* BEGIN RECORD EXTRACTS *

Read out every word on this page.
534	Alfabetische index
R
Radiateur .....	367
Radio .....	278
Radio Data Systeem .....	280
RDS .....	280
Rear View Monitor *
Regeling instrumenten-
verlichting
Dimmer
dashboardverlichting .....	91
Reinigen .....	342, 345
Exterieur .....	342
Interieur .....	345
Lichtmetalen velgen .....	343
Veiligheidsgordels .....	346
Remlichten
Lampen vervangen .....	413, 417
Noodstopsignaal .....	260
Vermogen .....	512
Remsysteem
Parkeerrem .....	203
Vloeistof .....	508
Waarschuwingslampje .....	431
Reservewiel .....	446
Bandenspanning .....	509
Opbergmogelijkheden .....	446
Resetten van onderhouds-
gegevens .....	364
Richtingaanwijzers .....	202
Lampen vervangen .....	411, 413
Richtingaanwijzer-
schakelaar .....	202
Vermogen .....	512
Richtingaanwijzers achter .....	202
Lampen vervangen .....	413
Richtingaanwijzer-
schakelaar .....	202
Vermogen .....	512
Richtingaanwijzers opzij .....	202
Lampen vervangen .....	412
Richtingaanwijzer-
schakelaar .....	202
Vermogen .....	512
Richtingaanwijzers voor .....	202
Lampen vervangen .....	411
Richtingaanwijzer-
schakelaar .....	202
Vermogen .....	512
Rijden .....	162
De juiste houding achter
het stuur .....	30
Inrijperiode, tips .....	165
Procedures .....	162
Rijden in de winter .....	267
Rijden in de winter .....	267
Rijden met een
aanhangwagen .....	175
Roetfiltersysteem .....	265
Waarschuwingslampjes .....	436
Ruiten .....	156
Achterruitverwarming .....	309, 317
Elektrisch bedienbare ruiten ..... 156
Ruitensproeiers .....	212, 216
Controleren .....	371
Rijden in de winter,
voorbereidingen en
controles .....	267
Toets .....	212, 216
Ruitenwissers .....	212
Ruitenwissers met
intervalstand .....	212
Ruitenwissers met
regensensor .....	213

* END RECORD EXTRACTS *

• _EXERCISE DETAILS_: Make an exact copy of every line in the data.

• _ANSWER TO THIS EXERCISE_:
Read out every word on this page.
534	Alfabetische index
R
Radiateur .....	367
Radio .....	278
Radio Data Systeem .....	280
RDS .....	280
Rear View Monitor *
Regeling instrumenten-
verlichting
Dimmer
dashboardverlichting .....	91
Reinigen .....	342, 345
Exterieur .....	342
Interieur .....	345
Lichtmetalen velgen .....	343
Veiligheidsgordels .....	346
Remlichten
Lampen vervangen .....	413, 417
Noodstopsignaal .....	260
Vermogen .....	512
Remsysteem
Parkeerrem .....	203
Vloeistof .....	508
Waarschuwingslampje .....	431
Reservewiel .....	446
Bandenspanning .....	509
Opbergmogelijkheden .....	446
Resetten van onderhouds-
gegevens .....	364
Richtingaanwijzers .....	202
Lampen vervangen .....	411, 413
Richtingaanwijzer-
schakelaar .....	202
Vermogen .....	512
Richtingaanwijzers achter .....	202
Lampen vervangen .....	413
Richtingaanwijzer-
schakelaar .....	202
Vermogen .....	512
Richtingaanwijzers opzij .....	202
Lampen vervangen .....	412
Richtingaanwijzer-
schakelaar .....	202
Vermogen .....	512
Richtingaanwijzers voor .....	202
Lampen vervangen .....	411
Richtingaanwijzer-
schakelaar .....	202
Vermogen .....	512
Rijden .....	162
De juiste houding achter
het stuur .....	30
Inrijperiode, tips .....	165
Procedures .....	162
Rijden in de winter .....	267
Rijden in de winter .....	267
Rijden met een
aanhangwagen .....	175
Roetfiltersysteem .....	265
Waarschuwingslampjes .....	436
Ruiten .....	156
Achterruitverwarming .....	309, 317
Elektrisch bedienbare ruiten ..... 156
Ruitensproeiers .....	212, 216
Controleren .....	371
Rijden in de winter,
voorbereidingen en
controles .....	267
Toets .....	212, 216
Ruitenwissers .....	212
Ruitenwissers met
intervalstand .....	212
Ruitenwissers met
regensensor .....	213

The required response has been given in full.